GIVEN DATA:
************
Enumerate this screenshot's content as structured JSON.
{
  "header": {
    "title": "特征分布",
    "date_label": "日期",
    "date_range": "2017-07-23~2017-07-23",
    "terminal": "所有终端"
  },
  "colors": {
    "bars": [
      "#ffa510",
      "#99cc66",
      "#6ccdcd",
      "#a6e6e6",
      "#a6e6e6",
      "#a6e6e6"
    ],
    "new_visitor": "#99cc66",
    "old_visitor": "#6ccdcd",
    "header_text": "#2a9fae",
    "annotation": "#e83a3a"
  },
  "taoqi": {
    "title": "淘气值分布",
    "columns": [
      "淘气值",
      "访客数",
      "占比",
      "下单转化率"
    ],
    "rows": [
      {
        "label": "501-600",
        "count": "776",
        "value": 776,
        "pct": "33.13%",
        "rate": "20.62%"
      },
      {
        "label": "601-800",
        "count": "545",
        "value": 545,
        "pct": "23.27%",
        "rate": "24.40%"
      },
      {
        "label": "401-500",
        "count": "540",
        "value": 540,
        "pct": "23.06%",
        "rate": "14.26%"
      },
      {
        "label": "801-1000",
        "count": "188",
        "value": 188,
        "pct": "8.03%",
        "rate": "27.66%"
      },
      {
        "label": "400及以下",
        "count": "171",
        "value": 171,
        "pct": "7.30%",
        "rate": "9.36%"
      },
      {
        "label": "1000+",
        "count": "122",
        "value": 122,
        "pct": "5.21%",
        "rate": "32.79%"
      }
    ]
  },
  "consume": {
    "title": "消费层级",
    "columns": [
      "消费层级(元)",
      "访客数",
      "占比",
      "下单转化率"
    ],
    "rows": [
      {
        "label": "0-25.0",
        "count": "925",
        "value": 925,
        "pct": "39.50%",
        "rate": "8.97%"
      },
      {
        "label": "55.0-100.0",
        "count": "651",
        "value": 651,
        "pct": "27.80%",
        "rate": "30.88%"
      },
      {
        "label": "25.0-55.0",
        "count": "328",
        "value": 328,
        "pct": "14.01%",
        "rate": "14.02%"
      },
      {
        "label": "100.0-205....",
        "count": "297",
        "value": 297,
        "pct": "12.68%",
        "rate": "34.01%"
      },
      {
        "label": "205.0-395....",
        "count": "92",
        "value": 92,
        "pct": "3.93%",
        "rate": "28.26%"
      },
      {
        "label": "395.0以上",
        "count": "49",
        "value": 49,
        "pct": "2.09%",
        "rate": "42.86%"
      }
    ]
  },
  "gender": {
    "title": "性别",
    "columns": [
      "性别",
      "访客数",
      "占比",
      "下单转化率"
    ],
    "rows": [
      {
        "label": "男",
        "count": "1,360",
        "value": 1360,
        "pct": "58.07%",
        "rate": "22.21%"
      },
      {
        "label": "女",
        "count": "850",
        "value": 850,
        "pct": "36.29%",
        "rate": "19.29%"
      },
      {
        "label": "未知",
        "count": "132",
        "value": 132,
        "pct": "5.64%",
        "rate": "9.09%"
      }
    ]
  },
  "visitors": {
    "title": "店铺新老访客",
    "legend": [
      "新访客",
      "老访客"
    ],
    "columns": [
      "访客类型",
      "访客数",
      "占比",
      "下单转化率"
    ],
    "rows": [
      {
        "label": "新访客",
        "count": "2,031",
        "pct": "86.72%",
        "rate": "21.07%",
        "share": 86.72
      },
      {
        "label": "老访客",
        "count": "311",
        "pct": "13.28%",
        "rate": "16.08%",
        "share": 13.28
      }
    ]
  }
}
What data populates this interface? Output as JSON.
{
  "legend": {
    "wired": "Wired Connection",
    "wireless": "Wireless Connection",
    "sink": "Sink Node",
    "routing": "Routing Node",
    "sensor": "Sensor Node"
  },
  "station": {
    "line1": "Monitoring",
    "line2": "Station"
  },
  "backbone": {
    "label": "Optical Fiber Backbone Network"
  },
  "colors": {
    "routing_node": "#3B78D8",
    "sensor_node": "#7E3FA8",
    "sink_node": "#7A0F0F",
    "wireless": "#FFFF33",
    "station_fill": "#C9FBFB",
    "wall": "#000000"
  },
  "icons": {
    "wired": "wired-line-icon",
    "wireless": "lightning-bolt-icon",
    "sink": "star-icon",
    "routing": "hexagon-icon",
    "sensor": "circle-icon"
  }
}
************
Where a line contains "Connection", copy that line.

    "wired": "Wired Connection",
    "wireless": "Wireless Connection",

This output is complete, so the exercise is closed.